OBJECTIVE: Look below and pull out each line with the word "现场采样".

AVAILABLE DATA:
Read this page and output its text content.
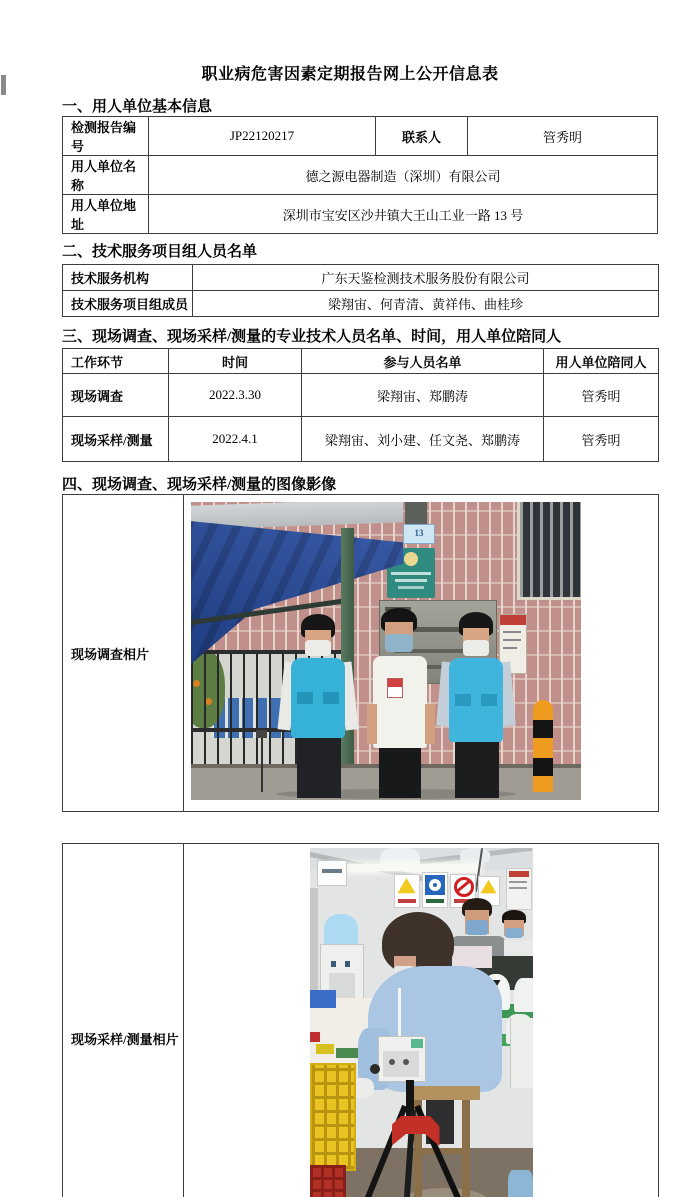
职业病危害因素定期报告网上公开信息表
一、用人单位基本信息
检测报告编号	JP22120217	联系人	管秀明
用人单位名称	德之源电器制造（深圳）有限公司		
用人单位地址	深圳市宝安区沙井镇大王山工业一路 13 号		
二、技术服务项目组人员名单
技术服务机构	广东天鉴检测技术服务股份有限公司
技术服务项目组成员	梁翔宙、何青清、黄祥伟、曲桂珍
三、现场调查、现场采样/测量的专业技术人员名单、时间，用人单位陪同人
工作环节	时间	参与人员名单	用人单位陪同人
现场调查	2022.3.30	梁翔宙、郑鹏涛	管秀明
现场采样/测量	2022.4.1	梁翔宙、刘小建、任文尧、郑鹏涛	管秀明
四、现场调查、现场采样/测量的图像影像
现场调查相片	
13
现场采样/测量相片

RESULT OF THE EXERCISE:
三、现场调查、现场采样/测量的专业技术人员名单、时间，用人单位陪同人
现场采样/测量	2022.4.1	梁翔宙、刘小建、任文尧、郑鹏涛	管秀明
四、现场调查、现场采样/测量的图像影像
现场采样/测量相片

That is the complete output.